begin Records provided

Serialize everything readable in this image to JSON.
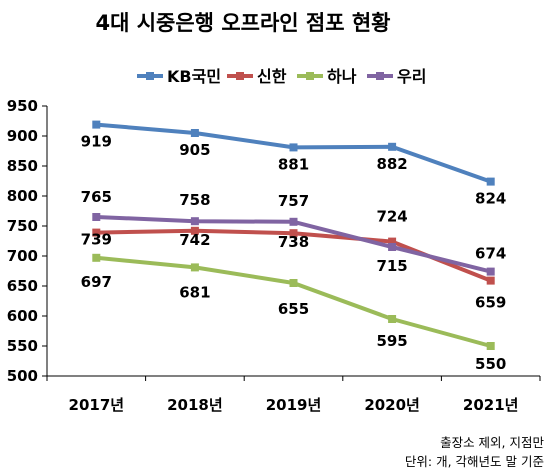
{
  "chart_data": {
    "type": "line",
    "title": "4대 시중은행 오프라인 점포 현황",
    "categories": [
      "2017년",
      "2018년",
      "2019년",
      "2020년",
      "2021년"
    ],
    "ylim": [
      500,
      950
    ],
    "yticks": [
      500,
      550,
      600,
      650,
      700,
      750,
      800,
      850,
      900,
      950
    ],
    "grid": false,
    "legend_position": "top",
    "series": [
      {
        "name": "KB국민",
        "color": "#4f81bd",
        "values": [
          919,
          905,
          881,
          882,
          824
        ]
      },
      {
        "name": "신한",
        "color": "#c0504d",
        "values": [
          739,
          742,
          738,
          724,
          659
        ]
      },
      {
        "name": "하나",
        "color": "#9bbb59",
        "values": [
          697,
          681,
          655,
          595,
          550
        ]
      },
      {
        "name": "우리",
        "color": "#8064a2",
        "values": [
          765,
          758,
          757,
          715,
          674
        ]
      }
    ],
    "notes": [
      "출장소 제외, 지점만",
      "단위: 개, 각해년도 말 기준"
    ]
  }
}
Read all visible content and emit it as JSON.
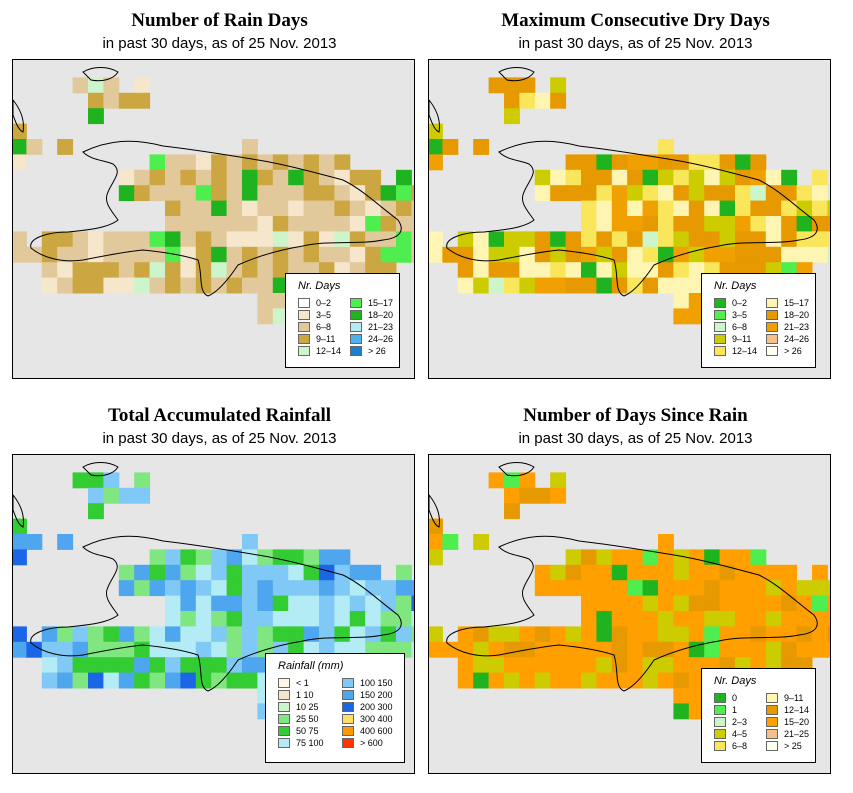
{
  "panels": [
    {
      "id": "rain-days",
      "title": "Number of Rain Days",
      "subtitle": "in past 30 days, as of  25 Nov. 2013",
      "legend_title": "Nr. Days",
      "legend": [
        {
          "label": "0–2",
          "color": "#ffffff"
        },
        {
          "label": "3–5",
          "color": "#f5e6cc"
        },
        {
          "label": "6–8",
          "color": "#e2c99b"
        },
        {
          "label": "9–11",
          "color": "#cca640"
        },
        {
          "label": "12–14",
          "color": "#ccf5cc"
        },
        {
          "label": "15–17",
          "color": "#4dee4d"
        },
        {
          "label": "18–20",
          "color": "#1fb31f"
        },
        {
          "label": "21–23",
          "color": "#b3ecf5"
        },
        {
          "label": "24–26",
          "color": "#4db3ee"
        },
        {
          "label": "> 26",
          "color": "#1a80cc"
        }
      ],
      "palette": [
        "#e2c99b",
        "#cca640",
        "#e2c99b",
        "#f5e6cc",
        "#cca640",
        "#e2c99b"
      ],
      "accents": [
        "#4dee4d",
        "#ccf5cc",
        "#1fb31f"
      ]
    },
    {
      "id": "dry-days",
      "title": "Maximum Consecutive Dry Days",
      "subtitle": "in past 30 days, as of  25 Nov. 2013",
      "legend_title": "Nr. Days",
      "legend": [
        {
          "label": "0–2",
          "color": "#1fb31f"
        },
        {
          "label": "3–5",
          "color": "#4dee4d"
        },
        {
          "label": "6–8",
          "color": "#ccf5cc"
        },
        {
          "label": "9–11",
          "color": "#cccc00"
        },
        {
          "label": "12–14",
          "color": "#fae65a"
        },
        {
          "label": "15–17",
          "color": "#fff5b3"
        },
        {
          "label": "18–20",
          "color": "#e69900"
        },
        {
          "label": "21–23",
          "color": "#f0a000"
        },
        {
          "label": "24–26",
          "color": "#f5c08a"
        },
        {
          "label": "> 26",
          "color": "#fffff0"
        }
      ],
      "palette": [
        "#e69900",
        "#cccc00",
        "#fae65a",
        "#fff5b3",
        "#e69900",
        "#f0a000"
      ],
      "accents": [
        "#4dee4d",
        "#1fb31f",
        "#ccf5cc"
      ]
    },
    {
      "id": "rainfall",
      "title": "Total Accumulated Rainfall",
      "subtitle": "in past 30 days, as of  25 Nov. 2013",
      "legend_title": "Rainfall (mm)",
      "legend": [
        {
          "label": "< 1",
          "color": "#fff5e6"
        },
        {
          "label": "1  10",
          "color": "#f5e6cc"
        },
        {
          "label": "10  25",
          "color": "#ccf5cc"
        },
        {
          "label": "25  50",
          "color": "#80e680"
        },
        {
          "label": "50  75",
          "color": "#33cc33"
        },
        {
          "label": "75  100",
          "color": "#b3ecf5"
        },
        {
          "label": "100  150",
          "color": "#80c8f5"
        },
        {
          "label": "150  200",
          "color": "#4da6ee"
        },
        {
          "label": "200  300",
          "color": "#1a66e6"
        },
        {
          "label": "300  400",
          "color": "#ffe066"
        },
        {
          "label": "400  600",
          "color": "#ff9900"
        },
        {
          "label": "> 600",
          "color": "#ff3300"
        }
      ],
      "palette": [
        "#80c8f5",
        "#4da6ee",
        "#b3ecf5",
        "#80c8f5",
        "#33cc33",
        "#80e680"
      ],
      "accents": [
        "#1a66e6",
        "#33cc33",
        "#b3ecf5"
      ]
    },
    {
      "id": "since-rain",
      "title": "Number of Days Since Rain",
      "subtitle": "in past 30 days, as of  25 Nov. 2013",
      "legend_title": "Nr. Days",
      "legend": [
        {
          "label": "0",
          "color": "#1fb31f"
        },
        {
          "label": "1",
          "color": "#4dee4d"
        },
        {
          "label": "2–3",
          "color": "#ccf5cc"
        },
        {
          "label": "4–5",
          "color": "#cccc00"
        },
        {
          "label": "6–8",
          "color": "#fae65a"
        },
        {
          "label": "9–11",
          "color": "#fff5b3"
        },
        {
          "label": "12–14",
          "color": "#e69900"
        },
        {
          "label": "15–20",
          "color": "#ffa000"
        },
        {
          "label": "21–25",
          "color": "#f5c08a"
        },
        {
          "label": "> 25",
          "color": "#fffff0"
        }
      ],
      "palette": [
        "#ffa000",
        "#ffa000",
        "#e69900",
        "#ffa000",
        "#cccc00",
        "#ffa000"
      ],
      "accents": [
        "#1fb31f",
        "#4dee4d",
        "#cccc00"
      ]
    }
  ]
}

end Records provided

▸ **Exercise requirements**
Scan the material above. Extract every line in which the word "Number" occurs.

▸ **Exercise solution**
      "title": "Number of Rain Days",
      "title": "Number of Days Since Rain",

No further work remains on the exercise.